Read the records and gather each line that includes "الحجة".

─── TASK DATA ───

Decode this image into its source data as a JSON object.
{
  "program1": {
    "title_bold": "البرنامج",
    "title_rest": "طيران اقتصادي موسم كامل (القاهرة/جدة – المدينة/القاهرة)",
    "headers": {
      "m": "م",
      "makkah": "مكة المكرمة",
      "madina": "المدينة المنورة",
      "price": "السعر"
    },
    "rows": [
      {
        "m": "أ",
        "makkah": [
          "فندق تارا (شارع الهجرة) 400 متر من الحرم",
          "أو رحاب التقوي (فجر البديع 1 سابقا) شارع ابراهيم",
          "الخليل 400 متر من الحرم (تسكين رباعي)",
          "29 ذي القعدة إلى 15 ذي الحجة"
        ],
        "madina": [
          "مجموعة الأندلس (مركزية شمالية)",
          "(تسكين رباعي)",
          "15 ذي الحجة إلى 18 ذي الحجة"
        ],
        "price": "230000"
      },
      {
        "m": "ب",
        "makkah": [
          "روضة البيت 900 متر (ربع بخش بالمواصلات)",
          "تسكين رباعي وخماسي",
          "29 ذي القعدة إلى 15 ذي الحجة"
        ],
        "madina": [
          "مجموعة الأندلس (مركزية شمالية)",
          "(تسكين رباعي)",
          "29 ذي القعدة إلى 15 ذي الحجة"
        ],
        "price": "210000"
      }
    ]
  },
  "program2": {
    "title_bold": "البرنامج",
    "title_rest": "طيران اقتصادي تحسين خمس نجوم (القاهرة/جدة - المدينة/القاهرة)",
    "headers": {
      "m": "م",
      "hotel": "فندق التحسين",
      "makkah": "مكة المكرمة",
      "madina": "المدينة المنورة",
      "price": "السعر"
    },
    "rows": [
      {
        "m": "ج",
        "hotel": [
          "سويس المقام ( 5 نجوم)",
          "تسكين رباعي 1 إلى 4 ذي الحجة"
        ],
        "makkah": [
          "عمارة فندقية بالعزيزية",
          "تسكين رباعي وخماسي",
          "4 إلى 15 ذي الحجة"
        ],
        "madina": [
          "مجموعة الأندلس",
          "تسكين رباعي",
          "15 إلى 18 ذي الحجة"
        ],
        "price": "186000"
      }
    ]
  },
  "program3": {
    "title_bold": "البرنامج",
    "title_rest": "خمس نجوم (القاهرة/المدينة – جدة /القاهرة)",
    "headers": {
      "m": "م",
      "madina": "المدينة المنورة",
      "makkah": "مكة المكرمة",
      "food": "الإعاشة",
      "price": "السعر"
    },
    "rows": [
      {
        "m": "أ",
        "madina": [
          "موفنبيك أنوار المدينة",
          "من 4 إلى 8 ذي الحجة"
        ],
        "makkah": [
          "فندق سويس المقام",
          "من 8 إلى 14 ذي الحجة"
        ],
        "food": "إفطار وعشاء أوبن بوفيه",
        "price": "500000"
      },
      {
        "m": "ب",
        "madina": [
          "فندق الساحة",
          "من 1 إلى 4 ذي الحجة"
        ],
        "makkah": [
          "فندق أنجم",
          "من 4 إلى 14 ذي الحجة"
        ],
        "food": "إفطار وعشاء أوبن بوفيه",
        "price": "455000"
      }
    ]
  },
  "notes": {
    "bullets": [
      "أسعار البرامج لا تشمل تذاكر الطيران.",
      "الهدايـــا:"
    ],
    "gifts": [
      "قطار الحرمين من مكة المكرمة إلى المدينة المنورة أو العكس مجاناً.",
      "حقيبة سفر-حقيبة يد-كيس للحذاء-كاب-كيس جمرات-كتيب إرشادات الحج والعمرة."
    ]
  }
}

───

** SOLVED PROBLEM **
          "29 ذي القعدة إلى 15 ذي الحجة"
          "15 ذي الحجة إلى 18 ذي الحجة"
          "29 ذي القعدة إلى 15 ذي الحجة"
          "29 ذي القعدة إلى 15 ذي الحجة"
          "تسكين رباعي 1 إلى 4 ذي الحجة"
          "4 إلى 15 ذي الحجة"
          "15 إلى 18 ذي الحجة"
          "من 4 إلى 8 ذي الحجة"
          "من 8 إلى 14 ذي الحجة"
          "من 1 إلى 4 ذي الحجة"
          "من 4 إلى 14 ذي الحجة"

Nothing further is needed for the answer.